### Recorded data
/---

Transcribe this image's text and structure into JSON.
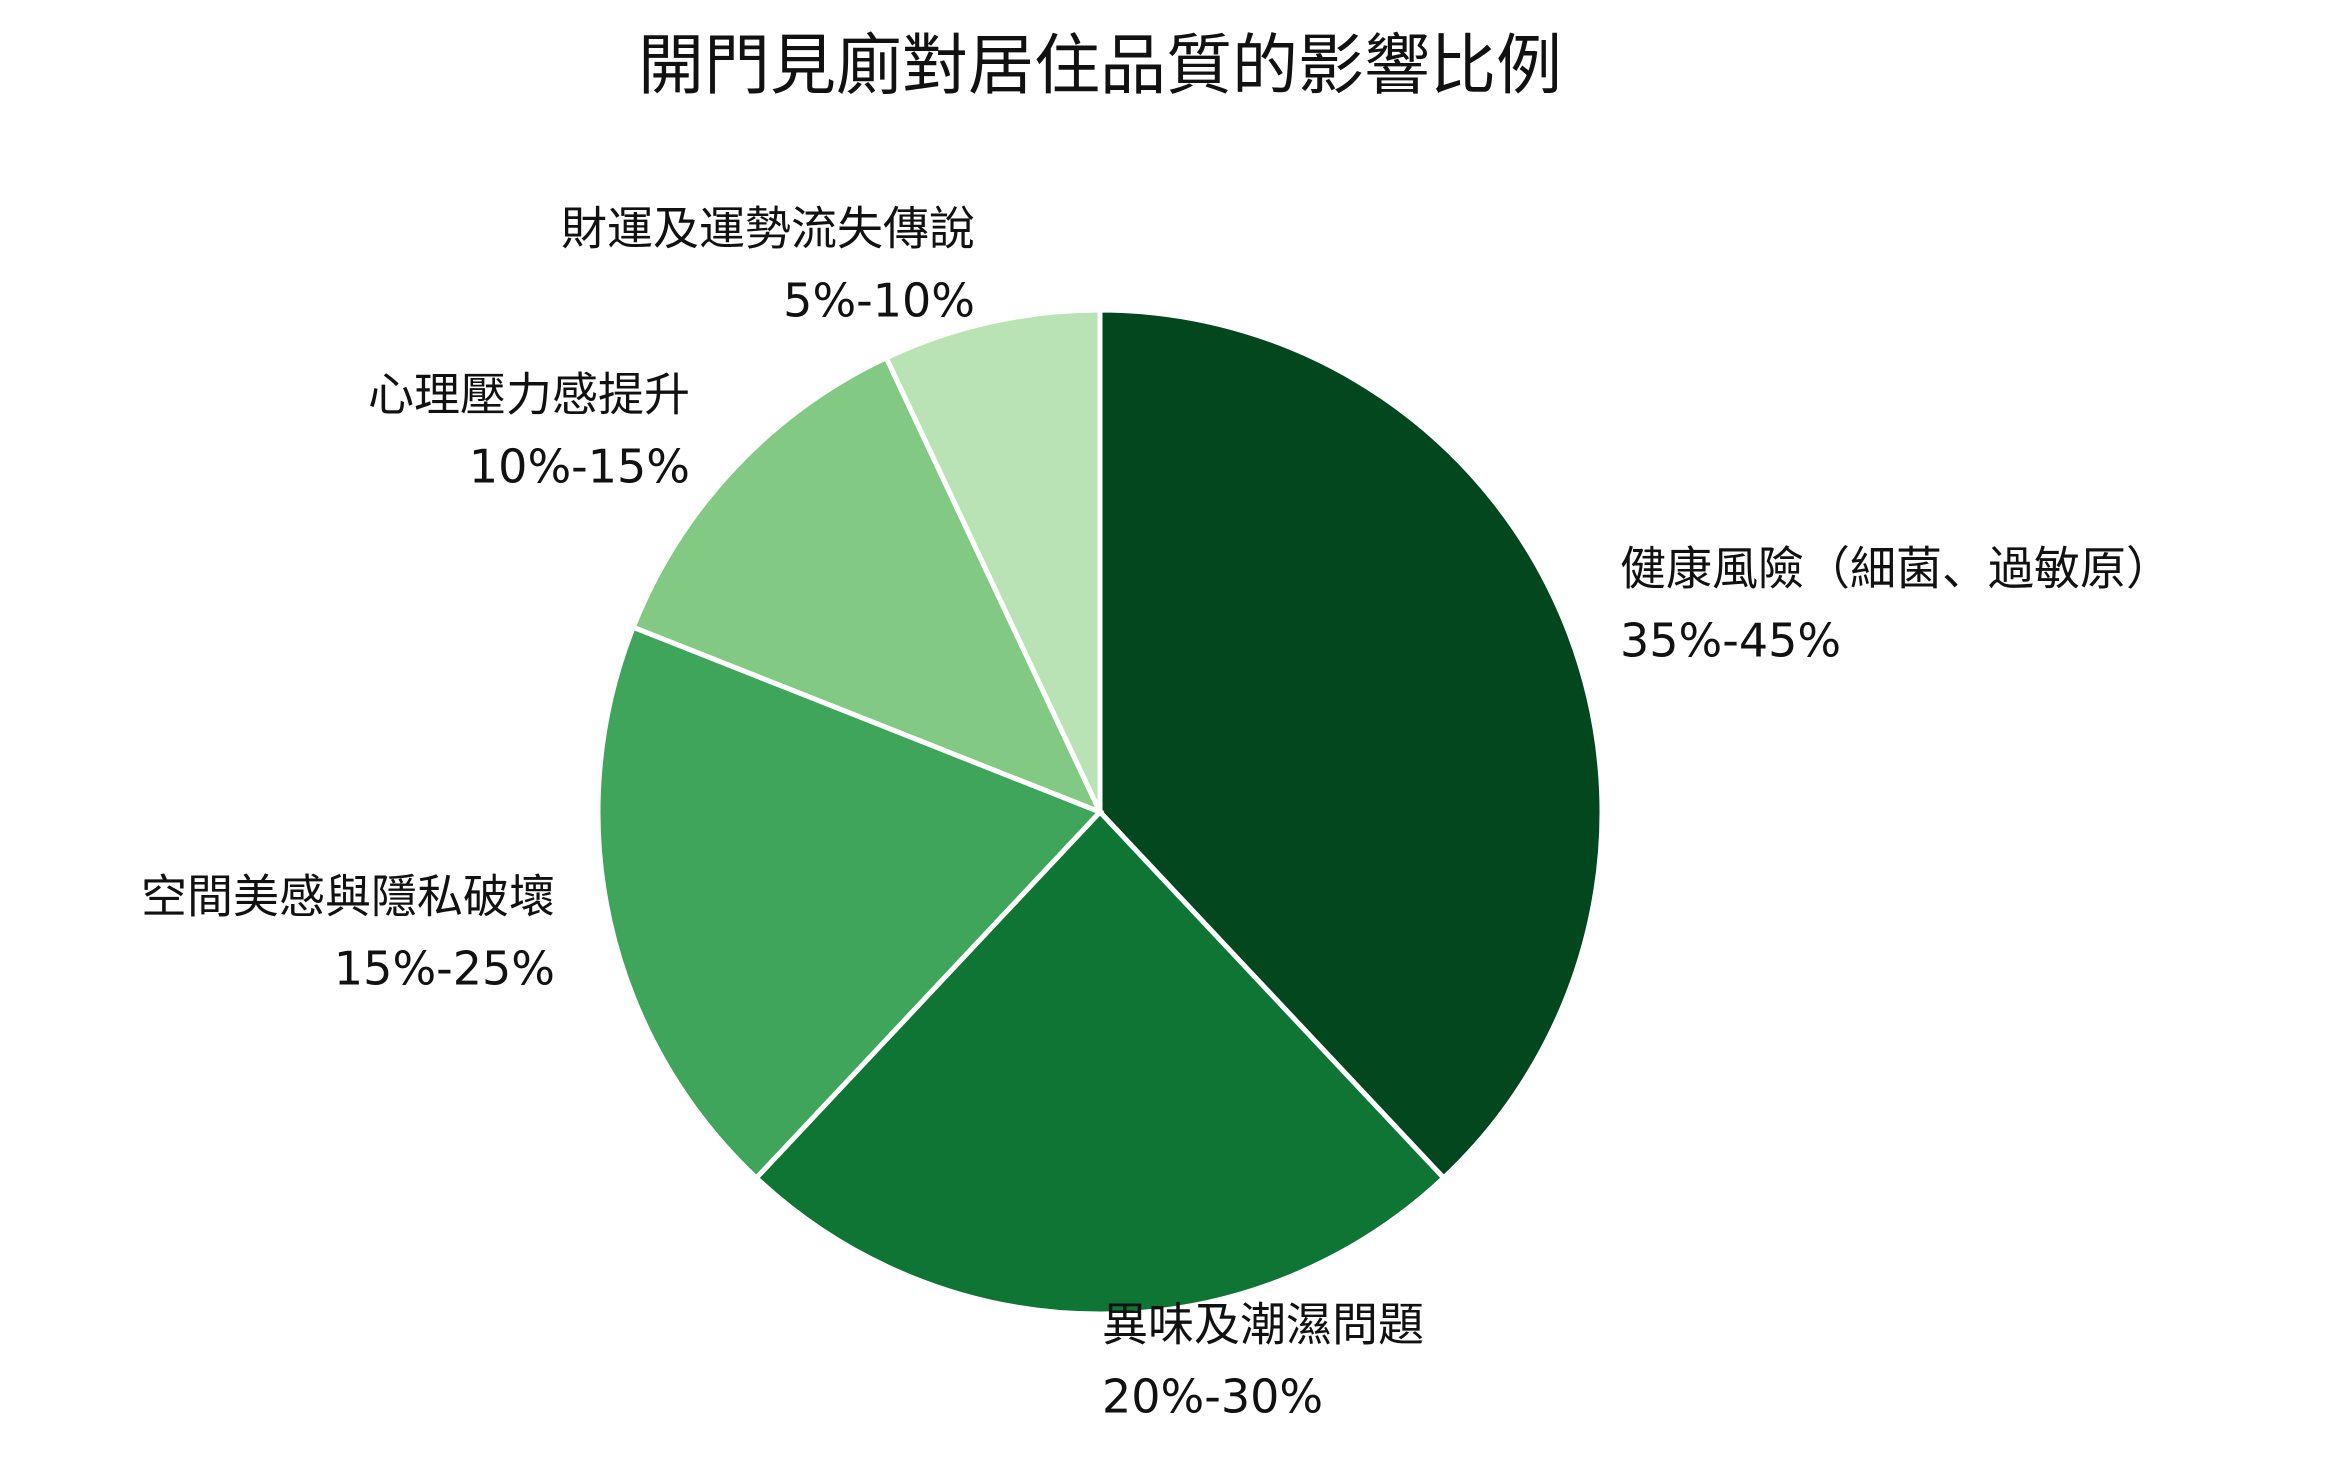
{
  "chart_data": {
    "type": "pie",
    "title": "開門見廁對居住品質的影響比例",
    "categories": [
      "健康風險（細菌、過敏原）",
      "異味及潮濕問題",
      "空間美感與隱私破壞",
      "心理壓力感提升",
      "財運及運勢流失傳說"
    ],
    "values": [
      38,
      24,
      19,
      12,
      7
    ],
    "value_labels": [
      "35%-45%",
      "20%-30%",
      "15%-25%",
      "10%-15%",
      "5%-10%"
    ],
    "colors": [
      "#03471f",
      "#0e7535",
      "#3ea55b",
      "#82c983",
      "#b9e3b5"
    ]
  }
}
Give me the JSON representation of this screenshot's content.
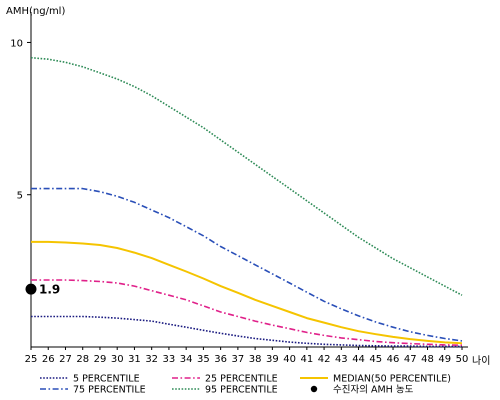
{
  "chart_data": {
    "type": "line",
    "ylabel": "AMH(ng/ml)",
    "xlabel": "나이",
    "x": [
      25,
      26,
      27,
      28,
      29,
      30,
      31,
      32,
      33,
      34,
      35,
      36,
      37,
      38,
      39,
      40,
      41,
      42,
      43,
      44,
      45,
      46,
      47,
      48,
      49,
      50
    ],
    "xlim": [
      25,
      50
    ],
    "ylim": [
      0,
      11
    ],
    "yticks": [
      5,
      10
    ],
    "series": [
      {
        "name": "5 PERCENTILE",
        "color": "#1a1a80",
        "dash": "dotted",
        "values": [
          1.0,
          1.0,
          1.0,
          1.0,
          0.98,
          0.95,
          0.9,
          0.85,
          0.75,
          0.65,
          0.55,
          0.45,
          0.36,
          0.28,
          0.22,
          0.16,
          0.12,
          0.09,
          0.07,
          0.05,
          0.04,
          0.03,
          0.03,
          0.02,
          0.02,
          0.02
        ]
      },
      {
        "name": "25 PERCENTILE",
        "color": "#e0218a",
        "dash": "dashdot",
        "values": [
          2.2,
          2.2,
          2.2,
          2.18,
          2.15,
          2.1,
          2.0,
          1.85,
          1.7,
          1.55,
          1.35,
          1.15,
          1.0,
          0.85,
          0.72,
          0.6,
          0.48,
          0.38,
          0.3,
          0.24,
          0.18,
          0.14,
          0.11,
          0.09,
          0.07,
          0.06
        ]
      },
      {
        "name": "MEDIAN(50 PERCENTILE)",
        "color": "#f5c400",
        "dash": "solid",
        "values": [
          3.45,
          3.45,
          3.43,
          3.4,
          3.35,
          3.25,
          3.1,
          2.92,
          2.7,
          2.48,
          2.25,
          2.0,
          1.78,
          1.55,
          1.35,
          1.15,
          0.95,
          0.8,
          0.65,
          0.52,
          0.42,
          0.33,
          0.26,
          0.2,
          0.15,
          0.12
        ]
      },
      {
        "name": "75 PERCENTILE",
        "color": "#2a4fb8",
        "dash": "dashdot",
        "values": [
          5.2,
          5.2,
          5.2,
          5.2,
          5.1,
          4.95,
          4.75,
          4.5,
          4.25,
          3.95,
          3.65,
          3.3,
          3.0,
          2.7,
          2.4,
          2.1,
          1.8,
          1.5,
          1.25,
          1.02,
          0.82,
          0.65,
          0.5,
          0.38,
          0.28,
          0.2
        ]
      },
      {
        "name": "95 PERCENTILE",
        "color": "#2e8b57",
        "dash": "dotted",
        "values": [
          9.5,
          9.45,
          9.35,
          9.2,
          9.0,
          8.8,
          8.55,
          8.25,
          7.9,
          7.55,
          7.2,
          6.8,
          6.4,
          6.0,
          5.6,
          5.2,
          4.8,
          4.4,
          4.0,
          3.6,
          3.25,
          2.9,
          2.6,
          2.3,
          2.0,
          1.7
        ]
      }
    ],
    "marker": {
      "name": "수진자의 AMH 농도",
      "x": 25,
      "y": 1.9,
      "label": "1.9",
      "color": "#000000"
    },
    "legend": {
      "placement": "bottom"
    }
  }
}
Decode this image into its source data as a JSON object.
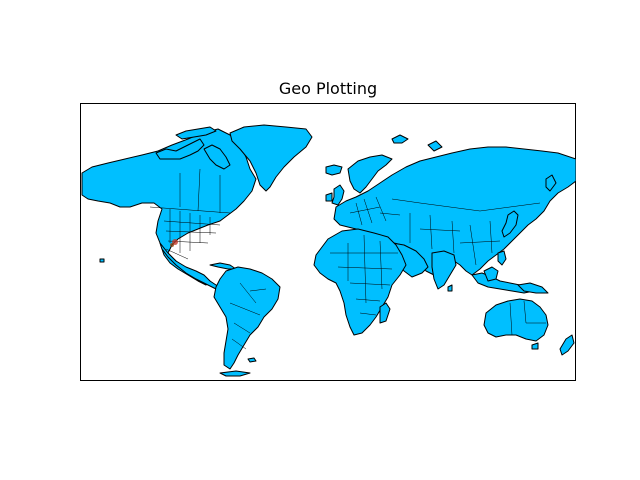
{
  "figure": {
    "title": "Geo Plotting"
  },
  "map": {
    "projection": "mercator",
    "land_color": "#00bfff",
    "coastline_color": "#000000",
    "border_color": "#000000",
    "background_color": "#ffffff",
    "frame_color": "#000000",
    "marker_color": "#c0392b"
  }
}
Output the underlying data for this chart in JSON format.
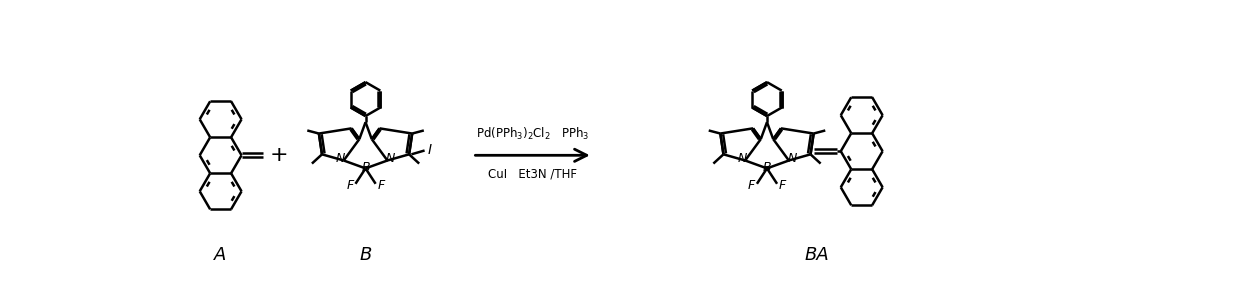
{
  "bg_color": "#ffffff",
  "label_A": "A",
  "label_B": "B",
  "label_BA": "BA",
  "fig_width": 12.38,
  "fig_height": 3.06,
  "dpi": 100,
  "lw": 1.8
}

\---

### REQUEST
Repeat exactly the lines from the one containing "Decode this image" to the last line of the records above, including both, and leave out any pictures.

### SOLUTION TO THE PROBLEM
Decode this image into its source data as a JSON object.
{
  "figure": {
    "title": "Geo Plotting"
  },
  "map": {
    "projection": "mercator",
    "land_color": "#00bfff",
    "coastline_color": "#000000",
    "border_color": "#000000",
    "background_color": "#ffffff",
    "frame_color": "#000000",
    "marker_color": "#c0392b"
  }
}
Output the underlying data for this chart in JSON format.
{
  "bg_color": "#ffffff",
  "label_A": "A",
  "label_B": "B",
  "label_BA": "BA",
  "fig_width": 12.38,
  "fig_height": 3.06,
  "dpi": 100,
  "lw": 1.8
}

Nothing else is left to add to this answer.